Saved entries
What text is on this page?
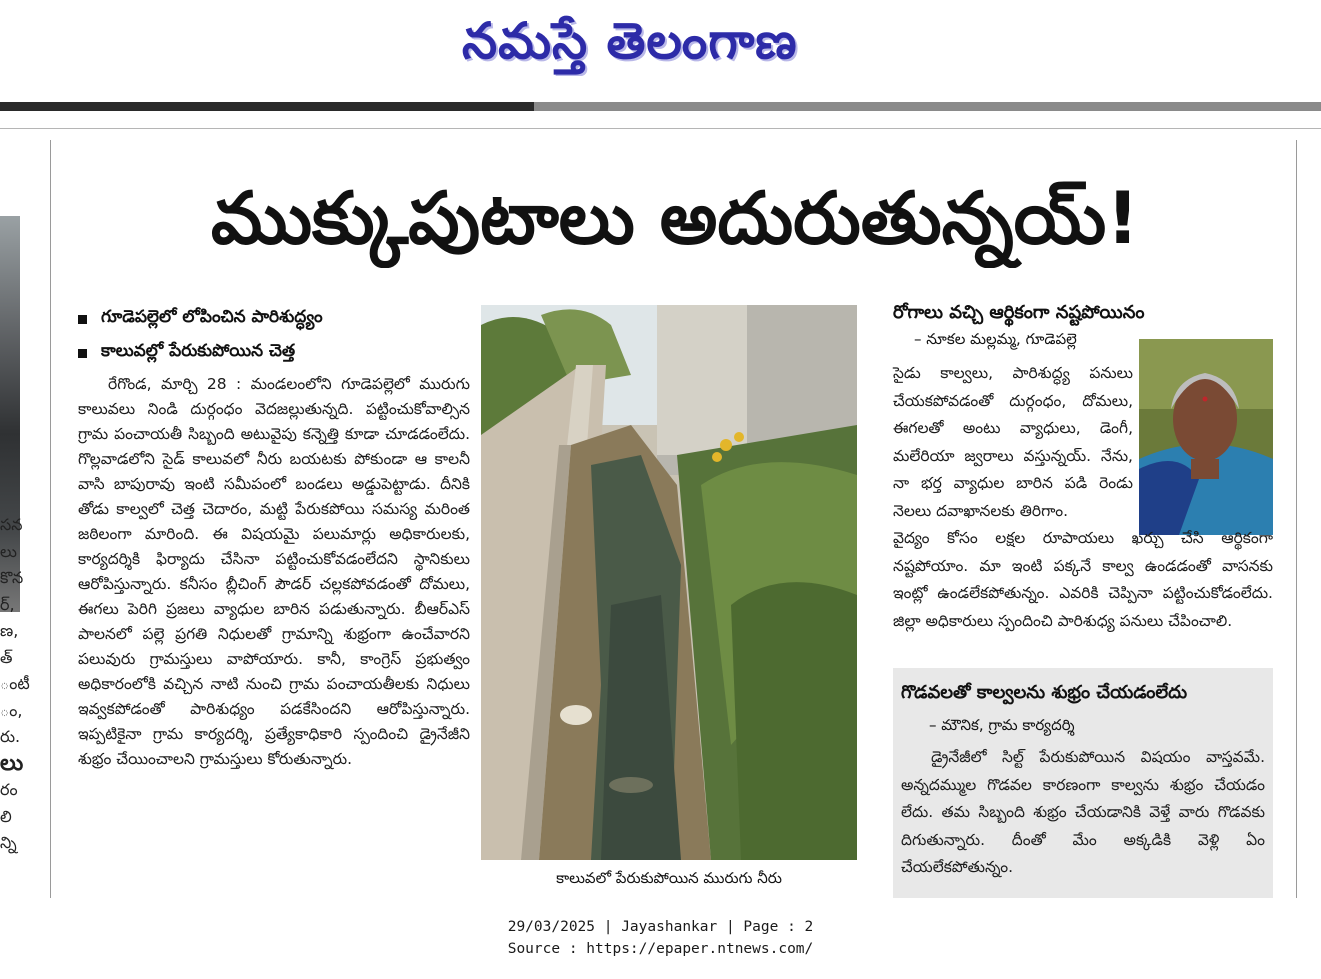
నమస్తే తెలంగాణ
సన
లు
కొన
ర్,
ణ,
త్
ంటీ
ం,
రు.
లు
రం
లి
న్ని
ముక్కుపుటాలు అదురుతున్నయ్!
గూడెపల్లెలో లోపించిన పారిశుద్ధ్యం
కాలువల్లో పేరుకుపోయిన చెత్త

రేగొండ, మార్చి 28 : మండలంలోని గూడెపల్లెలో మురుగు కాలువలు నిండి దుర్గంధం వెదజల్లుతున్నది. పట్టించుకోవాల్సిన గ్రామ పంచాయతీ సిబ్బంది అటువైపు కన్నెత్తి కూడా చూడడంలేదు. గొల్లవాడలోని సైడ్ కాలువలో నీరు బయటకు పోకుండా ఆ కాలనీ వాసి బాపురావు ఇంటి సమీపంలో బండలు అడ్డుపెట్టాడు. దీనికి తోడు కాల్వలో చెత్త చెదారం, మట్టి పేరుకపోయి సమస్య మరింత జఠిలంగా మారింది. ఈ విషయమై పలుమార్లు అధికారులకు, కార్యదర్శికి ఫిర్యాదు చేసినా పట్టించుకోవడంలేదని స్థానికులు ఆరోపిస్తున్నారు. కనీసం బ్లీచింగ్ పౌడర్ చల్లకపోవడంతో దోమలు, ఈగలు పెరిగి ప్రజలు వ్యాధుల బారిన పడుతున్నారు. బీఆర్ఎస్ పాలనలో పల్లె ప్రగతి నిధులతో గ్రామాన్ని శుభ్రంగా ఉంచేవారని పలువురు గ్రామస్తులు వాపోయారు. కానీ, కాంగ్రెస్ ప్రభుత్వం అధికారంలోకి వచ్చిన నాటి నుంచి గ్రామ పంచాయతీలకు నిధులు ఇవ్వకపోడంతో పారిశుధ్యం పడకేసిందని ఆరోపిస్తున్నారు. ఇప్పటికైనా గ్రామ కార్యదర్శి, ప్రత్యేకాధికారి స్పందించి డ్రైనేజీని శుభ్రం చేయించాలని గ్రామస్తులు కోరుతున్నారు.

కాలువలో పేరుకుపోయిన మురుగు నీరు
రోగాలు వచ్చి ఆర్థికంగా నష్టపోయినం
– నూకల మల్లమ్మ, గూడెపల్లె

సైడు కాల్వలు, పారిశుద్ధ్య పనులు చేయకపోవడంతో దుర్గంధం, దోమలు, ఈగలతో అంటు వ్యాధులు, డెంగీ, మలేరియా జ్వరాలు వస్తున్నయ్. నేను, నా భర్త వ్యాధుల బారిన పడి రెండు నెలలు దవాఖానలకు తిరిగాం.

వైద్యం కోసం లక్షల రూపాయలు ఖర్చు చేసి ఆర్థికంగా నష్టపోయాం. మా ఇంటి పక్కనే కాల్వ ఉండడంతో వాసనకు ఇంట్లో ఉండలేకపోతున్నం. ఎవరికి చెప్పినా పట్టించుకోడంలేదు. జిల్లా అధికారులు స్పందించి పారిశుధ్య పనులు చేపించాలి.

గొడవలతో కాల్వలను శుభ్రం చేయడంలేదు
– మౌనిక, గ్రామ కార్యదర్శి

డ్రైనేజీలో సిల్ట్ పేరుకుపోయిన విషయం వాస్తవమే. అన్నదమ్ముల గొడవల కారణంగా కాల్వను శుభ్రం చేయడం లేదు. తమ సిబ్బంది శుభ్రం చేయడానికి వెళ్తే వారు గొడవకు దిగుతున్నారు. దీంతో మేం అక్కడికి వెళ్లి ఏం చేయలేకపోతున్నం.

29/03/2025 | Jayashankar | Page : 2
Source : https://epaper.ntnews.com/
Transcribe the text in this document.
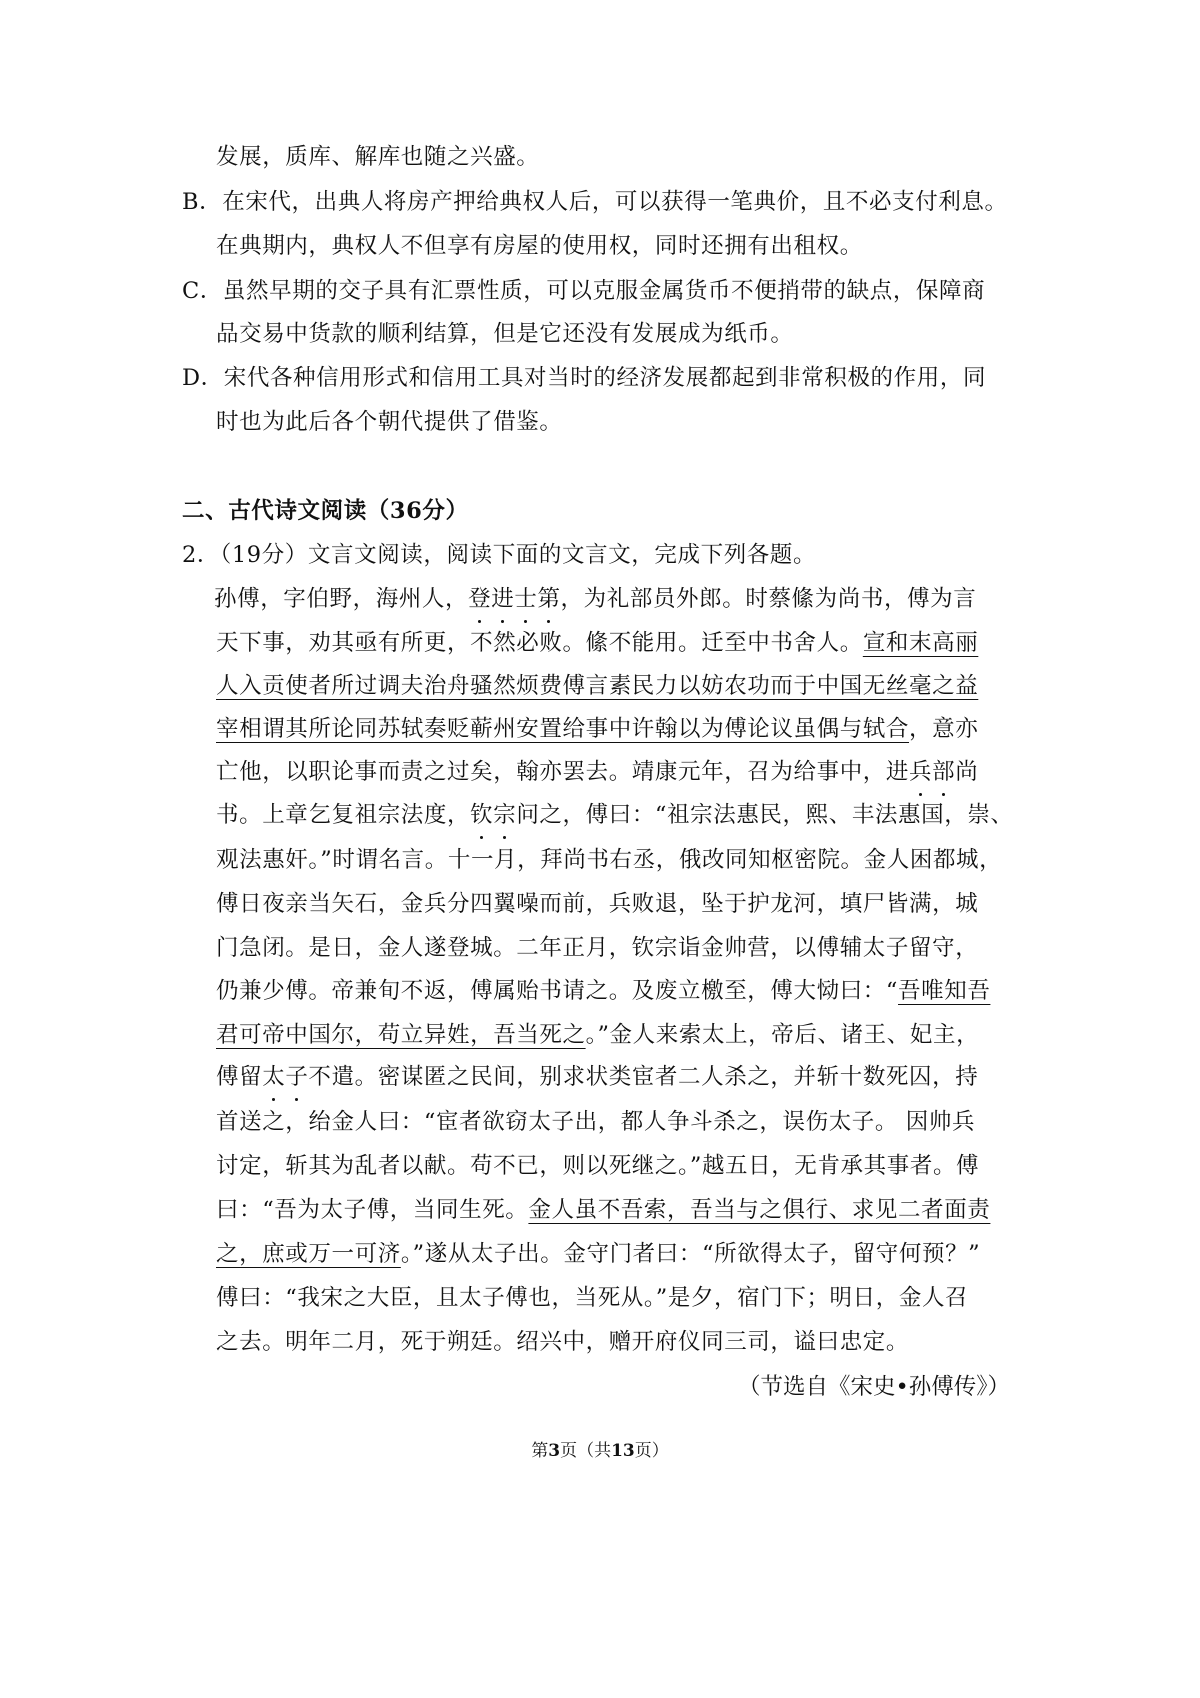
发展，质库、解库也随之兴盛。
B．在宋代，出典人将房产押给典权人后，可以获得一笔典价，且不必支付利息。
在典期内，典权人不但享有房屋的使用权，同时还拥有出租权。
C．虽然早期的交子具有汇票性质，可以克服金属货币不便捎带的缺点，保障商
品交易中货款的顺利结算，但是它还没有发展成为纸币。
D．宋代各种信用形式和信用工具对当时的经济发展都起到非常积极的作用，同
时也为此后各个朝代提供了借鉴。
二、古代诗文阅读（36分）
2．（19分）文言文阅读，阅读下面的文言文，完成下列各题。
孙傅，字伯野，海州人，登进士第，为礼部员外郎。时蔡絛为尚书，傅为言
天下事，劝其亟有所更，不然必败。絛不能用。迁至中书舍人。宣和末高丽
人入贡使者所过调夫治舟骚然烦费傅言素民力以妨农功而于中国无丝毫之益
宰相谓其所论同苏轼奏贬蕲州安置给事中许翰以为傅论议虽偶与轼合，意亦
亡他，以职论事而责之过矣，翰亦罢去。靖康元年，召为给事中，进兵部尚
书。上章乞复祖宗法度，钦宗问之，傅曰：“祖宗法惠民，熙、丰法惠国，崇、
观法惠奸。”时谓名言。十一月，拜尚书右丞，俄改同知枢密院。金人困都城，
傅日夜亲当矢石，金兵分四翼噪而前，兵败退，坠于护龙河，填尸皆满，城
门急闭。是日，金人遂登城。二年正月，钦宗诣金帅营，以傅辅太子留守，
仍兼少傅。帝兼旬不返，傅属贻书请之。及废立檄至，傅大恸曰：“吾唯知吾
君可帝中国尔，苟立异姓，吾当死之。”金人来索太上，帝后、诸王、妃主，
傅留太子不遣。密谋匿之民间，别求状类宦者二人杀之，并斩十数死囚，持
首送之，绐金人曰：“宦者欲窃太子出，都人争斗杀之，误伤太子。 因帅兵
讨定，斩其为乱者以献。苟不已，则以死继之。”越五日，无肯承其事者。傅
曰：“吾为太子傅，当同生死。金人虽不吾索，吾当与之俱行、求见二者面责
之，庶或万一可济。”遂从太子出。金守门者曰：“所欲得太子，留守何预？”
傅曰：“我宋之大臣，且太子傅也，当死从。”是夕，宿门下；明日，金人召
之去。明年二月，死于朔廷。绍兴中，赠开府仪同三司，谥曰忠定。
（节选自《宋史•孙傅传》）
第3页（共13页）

• **Job**: Give the data again exactly as written, with all pictures left out.

• **Task response**:
What text is on this page?
నమస్తే తెలంగాణ
సన
లు
కొన
ర్,
ణ,
త్
ంటీ
ం,
రు.
లు
రం
లి
న్ని
ముక్కుపుటాలు అదురుతున్నయ్!
గూడెపల్లెలో లోపించిన పారిశుద్ధ్యం
కాలువల్లో పేరుకుపోయిన చెత్త

రేగొండ, మార్చి 28 : మండలంలోని గూడెపల్లెలో మురుగు కాలువలు నిండి దుర్గంధం వెదజల్లుతున్నది. పట్టించుకోవాల్సిన గ్రామ పంచాయతీ సిబ్బంది అటువైపు కన్నెత్తి కూడా చూడడంలేదు. గొల్లవాడలోని సైడ్ కాలువలో నీరు బయటకు పోకుండా ఆ కాలనీ వాసి బాపురావు ఇంటి సమీపంలో బండలు అడ్డుపెట్టాడు. దీనికి తోడు కాల్వలో చెత్త చెదారం, మట్టి పేరుకపోయి సమస్య మరింత జఠిలంగా మారింది. ఈ విషయమై పలుమార్లు అధికారులకు, కార్యదర్శికి ఫిర్యాదు చేసినా పట్టించుకోవడంలేదని స్థానికులు ఆరోపిస్తున్నారు. కనీసం బ్లీచింగ్ పౌడర్ చల్లకపోవడంతో దోమలు, ఈగలు పెరిగి ప్రజలు వ్యాధుల బారిన పడుతున్నారు. బీఆర్ఎస్ పాలనలో పల్లె ప్రగతి నిధులతో గ్రామాన్ని శుభ్రంగా ఉంచేవారని పలువురు గ్రామస్తులు వాపోయారు. కానీ, కాంగ్రెస్ ప్రభుత్వం అధికారంలోకి వచ్చిన నాటి నుంచి గ్రామ పంచాయతీలకు నిధులు ఇవ్వకపోడంతో పారిశుధ్యం పడకేసిందని ఆరోపిస్తున్నారు. ఇప్పటికైనా గ్రామ కార్యదర్శి, ప్రత్యేకాధికారి స్పందించి డ్రైనేజీని శుభ్రం చేయించాలని గ్రామస్తులు కోరుతున్నారు.

కాలువలో పేరుకుపోయిన మురుగు నీరు
రోగాలు వచ్చి ఆర్థికంగా నష్టపోయినం
– నూకల మల్లమ్మ, గూడెపల్లె

సైడు కాల్వలు, పారిశుద్ధ్య పనులు చేయకపోవడంతో దుర్గంధం, దోమలు, ఈగలతో అంటు వ్యాధులు, డెంగీ, మలేరియా జ్వరాలు వస్తున్నయ్. నేను, నా భర్త వ్యాధుల బారిన పడి రెండు నెలలు దవాఖానలకు తిరిగాం.

వైద్యం కోసం లక్షల రూపాయలు ఖర్చు చేసి ఆర్థికంగా నష్టపోయాం. మా ఇంటి పక్కనే కాల్వ ఉండడంతో వాసనకు ఇంట్లో ఉండలేకపోతున్నం. ఎవరికి చెప్పినా పట్టించుకోడంలేదు. జిల్లా అధికారులు స్పందించి పారిశుధ్య పనులు చేపించాలి.

గొడవలతో కాల్వలను శుభ్రం చేయడంలేదు
– మౌనిక, గ్రామ కార్యదర్శి

డ్రైనేజీలో సిల్ట్ పేరుకుపోయిన విషయం వాస్తవమే. అన్నదమ్ముల గొడవల కారణంగా కాల్వను శుభ్రం చేయడం లేదు. తమ సిబ్బంది శుభ్రం చేయడానికి వెళ్తే వారు గొడవకు దిగుతున్నారు. దీంతో మేం అక్కడికి వెళ్లి ఏం చేయలేకపోతున్నం.

29/03/2025 | Jayashankar | Page : 2
Source : https://epaper.ntnews.com/
Transcribe the text in this document.
发展，质库、解库也随之兴盛。
B．在宋代，出典人将房产押给典权人后，可以获得一笔典价，且不必支付利息。
在典期内，典权人不但享有房屋的使用权，同时还拥有出租权。
C．虽然早期的交子具有汇票性质，可以克服金属货币不便捎带的缺点，保障商
品交易中货款的顺利结算，但是它还没有发展成为纸币。
D．宋代各种信用形式和信用工具对当时的经济发展都起到非常积极的作用，同
时也为此后各个朝代提供了借鉴。
二、古代诗文阅读（36分）
2．（19分）文言文阅读，阅读下面的文言文，完成下列各题。
孙傅，字伯野，海州人，登进士第，为礼部员外郎。时蔡絛为尚书，傅为言
天下事，劝其亟有所更，不然必败。絛不能用。迁至中书舍人。宣和末高丽
人入贡使者所过调夫治舟骚然烦费傅言素民力以妨农功而于中国无丝毫之益
宰相谓其所论同苏轼奏贬蕲州安置给事中许翰以为傅论议虽偶与轼合，意亦
亡他，以职论事而责之过矣，翰亦罢去。靖康元年，召为给事中，进兵部尚
书。上章乞复祖宗法度，钦宗问之，傅曰：“祖宗法惠民，熙、丰法惠国，崇、
观法惠奸。”时谓名言。十一月，拜尚书右丞，俄改同知枢密院。金人困都城，
傅日夜亲当矢石，金兵分四翼噪而前，兵败退，坠于护龙河，填尸皆满，城
门急闭。是日，金人遂登城。二年正月，钦宗诣金帅营，以傅辅太子留守，
仍兼少傅。帝兼旬不返，傅属贻书请之。及废立檄至，傅大恸曰：“吾唯知吾
君可帝中国尔，苟立异姓，吾当死之。”金人来索太上，帝后、诸王、妃主，
傅留太子不遣。密谋匿之民间，别求状类宦者二人杀之，并斩十数死囚，持
首送之，绐金人曰：“宦者欲窃太子出，都人争斗杀之，误伤太子。 因帅兵
讨定，斩其为乱者以献。苟不已，则以死继之。”越五日，无肯承其事者。傅
曰：“吾为太子傅，当同生死。金人虽不吾索，吾当与之俱行、求见二者面责
之，庶或万一可济。”遂从太子出。金守门者曰：“所欲得太子，留守何预？”
傅曰：“我宋之大臣，且太子傅也，当死从。”是夕，宿门下；明日，金人召
之去。明年二月，死于朔廷。绍兴中，赠开府仪同三司，谥曰忠定。
（节选自《宋史•孙傅传》）
第3页（共13页）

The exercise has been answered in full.